**Texto dado:**

Y es que como digo, la mayoría de las veces no aprendemos a la primera.
Me presentaron una segunda plataforma de inversión. Era muy parecida a la primera pero esta vez, esos sí, las personas que la estaban comandando era gente seria, formal y llena de buenos propósitos. Nada más lejos de la realidad.
Habiendo ya pasado una mala experiencia decidí ir hasta Panamá para conocer personalmente a los responsables y la verdad es que me parecieron personas serias, emprendedoras y con un buen proyecto pero a medida que pasaban los meses comenzaron a surgir problemas para rcibir los pagos. Todo parecía estar justificado por problemas de logistica bancaria y a pesar de todo seguiamos manteniendo la confianza ya que los responsables estaban siempre dispuestos a ayudarnos, cercanos, accesibles y permanente sonrientes, "unos soles".

**Material proporcionado:**
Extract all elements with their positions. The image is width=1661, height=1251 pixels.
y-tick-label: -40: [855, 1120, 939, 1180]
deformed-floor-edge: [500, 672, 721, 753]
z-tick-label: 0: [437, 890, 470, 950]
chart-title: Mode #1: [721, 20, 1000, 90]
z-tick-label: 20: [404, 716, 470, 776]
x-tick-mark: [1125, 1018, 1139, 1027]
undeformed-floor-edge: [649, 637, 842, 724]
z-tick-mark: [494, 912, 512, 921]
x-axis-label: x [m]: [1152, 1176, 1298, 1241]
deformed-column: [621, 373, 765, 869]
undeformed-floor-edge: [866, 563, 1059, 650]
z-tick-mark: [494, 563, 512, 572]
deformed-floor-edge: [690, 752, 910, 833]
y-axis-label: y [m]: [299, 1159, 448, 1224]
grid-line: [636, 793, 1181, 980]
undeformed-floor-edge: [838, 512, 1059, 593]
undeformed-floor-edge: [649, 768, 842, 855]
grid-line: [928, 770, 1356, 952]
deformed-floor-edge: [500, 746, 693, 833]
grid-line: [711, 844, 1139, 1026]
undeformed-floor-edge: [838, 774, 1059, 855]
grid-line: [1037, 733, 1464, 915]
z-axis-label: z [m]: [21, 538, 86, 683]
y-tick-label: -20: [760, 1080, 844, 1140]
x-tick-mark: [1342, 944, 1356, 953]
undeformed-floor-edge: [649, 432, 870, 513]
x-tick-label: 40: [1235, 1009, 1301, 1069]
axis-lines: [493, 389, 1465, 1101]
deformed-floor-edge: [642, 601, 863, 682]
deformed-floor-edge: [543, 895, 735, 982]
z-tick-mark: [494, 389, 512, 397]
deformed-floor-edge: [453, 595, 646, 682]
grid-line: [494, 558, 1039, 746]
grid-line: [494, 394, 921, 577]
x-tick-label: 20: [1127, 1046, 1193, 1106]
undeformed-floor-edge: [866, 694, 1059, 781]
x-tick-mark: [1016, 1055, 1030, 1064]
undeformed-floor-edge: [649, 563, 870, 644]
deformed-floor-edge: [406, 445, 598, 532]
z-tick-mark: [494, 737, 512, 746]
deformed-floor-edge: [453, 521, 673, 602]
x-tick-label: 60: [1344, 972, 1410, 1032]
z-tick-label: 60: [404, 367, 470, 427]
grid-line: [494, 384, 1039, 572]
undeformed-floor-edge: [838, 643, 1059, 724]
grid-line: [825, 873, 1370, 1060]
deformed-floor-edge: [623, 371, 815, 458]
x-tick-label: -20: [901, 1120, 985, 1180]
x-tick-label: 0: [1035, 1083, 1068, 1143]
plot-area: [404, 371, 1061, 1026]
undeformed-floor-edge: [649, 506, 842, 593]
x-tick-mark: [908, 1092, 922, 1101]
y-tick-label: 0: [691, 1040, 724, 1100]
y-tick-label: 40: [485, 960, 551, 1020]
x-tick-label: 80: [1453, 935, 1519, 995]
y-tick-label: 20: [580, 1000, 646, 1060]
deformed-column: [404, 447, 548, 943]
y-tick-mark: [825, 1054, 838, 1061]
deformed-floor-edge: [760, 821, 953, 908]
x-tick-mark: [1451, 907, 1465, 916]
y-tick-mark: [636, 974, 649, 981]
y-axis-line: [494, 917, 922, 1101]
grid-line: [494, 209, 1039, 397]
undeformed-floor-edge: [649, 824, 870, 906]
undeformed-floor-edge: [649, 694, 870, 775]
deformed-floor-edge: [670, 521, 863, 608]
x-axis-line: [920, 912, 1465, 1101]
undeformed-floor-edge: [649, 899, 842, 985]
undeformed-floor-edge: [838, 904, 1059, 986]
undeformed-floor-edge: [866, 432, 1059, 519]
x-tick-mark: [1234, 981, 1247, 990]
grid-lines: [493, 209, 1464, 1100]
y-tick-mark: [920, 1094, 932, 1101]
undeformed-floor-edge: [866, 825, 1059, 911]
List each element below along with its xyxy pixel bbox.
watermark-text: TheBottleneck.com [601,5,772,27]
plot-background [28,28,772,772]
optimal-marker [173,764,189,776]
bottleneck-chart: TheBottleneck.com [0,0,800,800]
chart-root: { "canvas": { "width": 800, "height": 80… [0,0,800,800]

**Tarea asignada:**
Escribe la continuación del relato sobre la segunda plataforma de inversión. Empieza justo después de su última oración.

**Respuesta del ejercicio:**
Al final pasó lo que tenía que pasar y los señores de las sonrisas desaparecieron una vez más con el dinero de todos.
Así fué como aprendí la segunda lección "No puedes dejar que tu inversión dependa de la confianza que tengas en otras personas" Hay individuos que mienten muy bien, no tienen escrúpulos y te dan una mano mientras te meten la otra en el bolsillo.